PROBLEM | Can you transcribe every entry word for word, skipping the images?

━━━ DATA SUPPLIED ━━━

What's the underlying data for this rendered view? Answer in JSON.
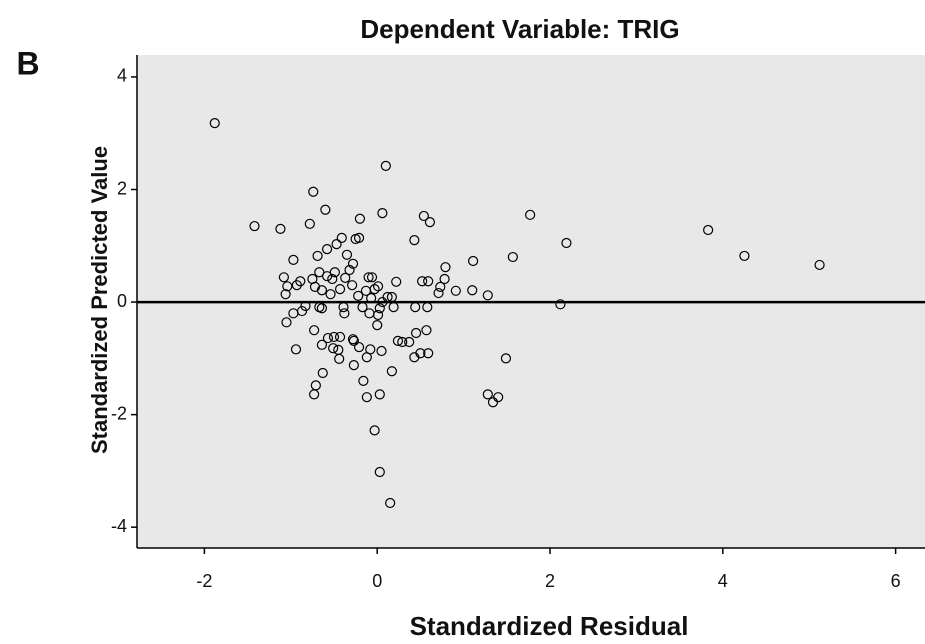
{
  "chart_data": {
    "type": "scatter",
    "panel_label": "B",
    "title": "Dependent Variable: TRIG",
    "x_label": "Standardized Residual",
    "y_label": "Standardized Predicted Value",
    "color": "#000000",
    "background": "#e8e8e8",
    "reference_line": 0,
    "xlim": [
      -2.78,
      6.34
    ],
    "ylim": [
      -4.37,
      4.39
    ],
    "xticks": [
      -2,
      0,
      2,
      4,
      6
    ],
    "yticks": [
      -4,
      -2,
      0,
      2,
      4
    ],
    "x": [
      -1.88,
      0.1,
      -1.42,
      -1.12,
      -0.74,
      -0.6,
      -0.78,
      -0.2,
      0.06,
      0.54,
      0.61,
      1.77,
      2.19,
      3.83,
      4.25,
      5.12,
      0.43,
      -0.25,
      -0.21,
      -0.41,
      -0.47,
      -0.58,
      -0.97,
      -0.69,
      -0.35,
      1.57,
      1.11,
      0.79,
      -0.28,
      -0.32,
      -0.67,
      -1.08,
      -0.58,
      -0.49,
      -0.89,
      -0.75,
      -0.52,
      -0.37,
      -0.1,
      -0.06,
      0.22,
      0.52,
      0.59,
      0.78,
      -1.04,
      -0.93,
      -0.72,
      -0.64,
      -0.43,
      -0.29,
      -0.13,
      -0.03,
      0.01,
      0.73,
      0.71,
      0.91,
      1.1,
      1.28,
      -1.06,
      -0.54,
      -0.22,
      -0.07,
      0.12,
      0.17,
      0.06,
      2.12,
      -0.83,
      -0.67,
      -0.39,
      -0.17,
      0.03,
      0.19,
      0.44,
      0.58,
      -0.97,
      -0.87,
      -0.64,
      -0.38,
      -0.09,
      0.01,
      -1.05,
      0.0,
      -0.73,
      0.57,
      0.45,
      -0.5,
      -0.43,
      -0.57,
      -0.28,
      -0.27,
      0.24,
      0.29,
      0.37,
      -0.64,
      -0.21,
      -0.94,
      -0.51,
      -0.45,
      -0.08,
      0.05,
      0.5,
      0.59,
      0.43,
      -0.12,
      -0.44,
      1.49,
      -0.27,
      -0.63,
      0.17,
      -0.16,
      -0.71,
      -0.73,
      0.03,
      -0.12,
      1.28,
      1.4,
      1.34,
      -0.03,
      0.03,
      0.15
    ],
    "values": [
      3.18,
      2.42,
      1.35,
      1.3,
      1.96,
      1.64,
      1.39,
      1.48,
      1.58,
      1.53,
      1.42,
      1.55,
      1.05,
      1.28,
      0.82,
      0.66,
      1.1,
      1.12,
      1.14,
      1.14,
      1.03,
      0.94,
      0.75,
      0.82,
      0.84,
      0.8,
      0.73,
      0.62,
      0.68,
      0.57,
      0.53,
      0.44,
      0.46,
      0.53,
      0.37,
      0.41,
      0.41,
      0.43,
      0.44,
      0.44,
      0.36,
      0.37,
      0.37,
      0.41,
      0.28,
      0.3,
      0.27,
      0.21,
      0.23,
      0.3,
      0.2,
      0.23,
      0.28,
      0.27,
      0.16,
      0.2,
      0.21,
      0.12,
      0.14,
      0.14,
      0.11,
      0.07,
      0.09,
      0.09,
      0.0,
      -0.04,
      -0.07,
      -0.09,
      -0.09,
      -0.09,
      -0.11,
      -0.09,
      -0.09,
      -0.09,
      -0.2,
      -0.16,
      -0.11,
      -0.2,
      -0.2,
      -0.23,
      -0.36,
      -0.41,
      -0.5,
      -0.5,
      -0.55,
      -0.62,
      -0.62,
      -0.64,
      -0.66,
      -0.69,
      -0.69,
      -0.71,
      -0.71,
      -0.76,
      -0.8,
      -0.84,
      -0.82,
      -0.85,
      -0.84,
      -0.87,
      -0.91,
      -0.91,
      -0.98,
      -0.98,
      -1.01,
      -1.0,
      -1.12,
      -1.26,
      -1.23,
      -1.4,
      -1.48,
      -1.64,
      -1.64,
      -1.69,
      -1.64,
      -1.69,
      -1.78,
      -2.28,
      -3.02,
      -3.57
    ]
  }
}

━━━

ANSWER BELOW |
What's the underlying data for this rendered view? Answer in JSON.
{
  "chart_data": {
    "type": "scatter",
    "panel_label": "B",
    "title": "Dependent Variable: TRIG",
    "x_label": "Standardized Residual",
    "y_label": "Standardized Predicted Value",
    "color": "#000000",
    "background": "#e8e8e8",
    "reference_line": 0,
    "xlim": [
      -2.78,
      6.34
    ],
    "ylim": [
      -4.37,
      4.39
    ],
    "xticks": [
      -2,
      0,
      2,
      4,
      6
    ],
    "yticks": [
      -4,
      -2,
      0,
      2,
      4
    ],
    "x": [
      -1.88,
      0.1,
      -1.42,
      -1.12,
      -0.74,
      -0.6,
      -0.78,
      -0.2,
      0.06,
      0.54,
      0.61,
      1.77,
      2.19,
      3.83,
      4.25,
      5.12,
      0.43,
      -0.25,
      -0.21,
      -0.41,
      -0.47,
      -0.58,
      -0.97,
      -0.69,
      -0.35,
      1.57,
      1.11,
      0.79,
      -0.28,
      -0.32,
      -0.67,
      -1.08,
      -0.58,
      -0.49,
      -0.89,
      -0.75,
      -0.52,
      -0.37,
      -0.1,
      -0.06,
      0.22,
      0.52,
      0.59,
      0.78,
      -1.04,
      -0.93,
      -0.72,
      -0.64,
      -0.43,
      -0.29,
      -0.13,
      -0.03,
      0.01,
      0.73,
      0.71,
      0.91,
      1.1,
      1.28,
      -1.06,
      -0.54,
      -0.22,
      -0.07,
      0.12,
      0.17,
      0.06,
      2.12,
      -0.83,
      -0.67,
      -0.39,
      -0.17,
      0.03,
      0.19,
      0.44,
      0.58,
      -0.97,
      -0.87,
      -0.64,
      -0.38,
      -0.09,
      0.01,
      -1.05,
      0.0,
      -0.73,
      0.57,
      0.45,
      -0.5,
      -0.43,
      -0.57,
      -0.28,
      -0.27,
      0.24,
      0.29,
      0.37,
      -0.64,
      -0.21,
      -0.94,
      -0.51,
      -0.45,
      -0.08,
      0.05,
      0.5,
      0.59,
      0.43,
      -0.12,
      -0.44,
      1.49,
      -0.27,
      -0.63,
      0.17,
      -0.16,
      -0.71,
      -0.73,
      0.03,
      -0.12,
      1.28,
      1.4,
      1.34,
      -0.03,
      0.03,
      0.15
    ],
    "values": [
      3.18,
      2.42,
      1.35,
      1.3,
      1.96,
      1.64,
      1.39,
      1.48,
      1.58,
      1.53,
      1.42,
      1.55,
      1.05,
      1.28,
      0.82,
      0.66,
      1.1,
      1.12,
      1.14,
      1.14,
      1.03,
      0.94,
      0.75,
      0.82,
      0.84,
      0.8,
      0.73,
      0.62,
      0.68,
      0.57,
      0.53,
      0.44,
      0.46,
      0.53,
      0.37,
      0.41,
      0.41,
      0.43,
      0.44,
      0.44,
      0.36,
      0.37,
      0.37,
      0.41,
      0.28,
      0.3,
      0.27,
      0.21,
      0.23,
      0.3,
      0.2,
      0.23,
      0.28,
      0.27,
      0.16,
      0.2,
      0.21,
      0.12,
      0.14,
      0.14,
      0.11,
      0.07,
      0.09,
      0.09,
      0.0,
      -0.04,
      -0.07,
      -0.09,
      -0.09,
      -0.09,
      -0.11,
      -0.09,
      -0.09,
      -0.09,
      -0.2,
      -0.16,
      -0.11,
      -0.2,
      -0.2,
      -0.23,
      -0.36,
      -0.41,
      -0.5,
      -0.5,
      -0.55,
      -0.62,
      -0.62,
      -0.64,
      -0.66,
      -0.69,
      -0.69,
      -0.71,
      -0.71,
      -0.76,
      -0.8,
      -0.84,
      -0.82,
      -0.85,
      -0.84,
      -0.87,
      -0.91,
      -0.91,
      -0.98,
      -0.98,
      -1.01,
      -1.0,
      -1.12,
      -1.26,
      -1.23,
      -1.4,
      -1.48,
      -1.64,
      -1.64,
      -1.69,
      -1.64,
      -1.69,
      -1.78,
      -2.28,
      -3.02,
      -3.57
    ]
  }
}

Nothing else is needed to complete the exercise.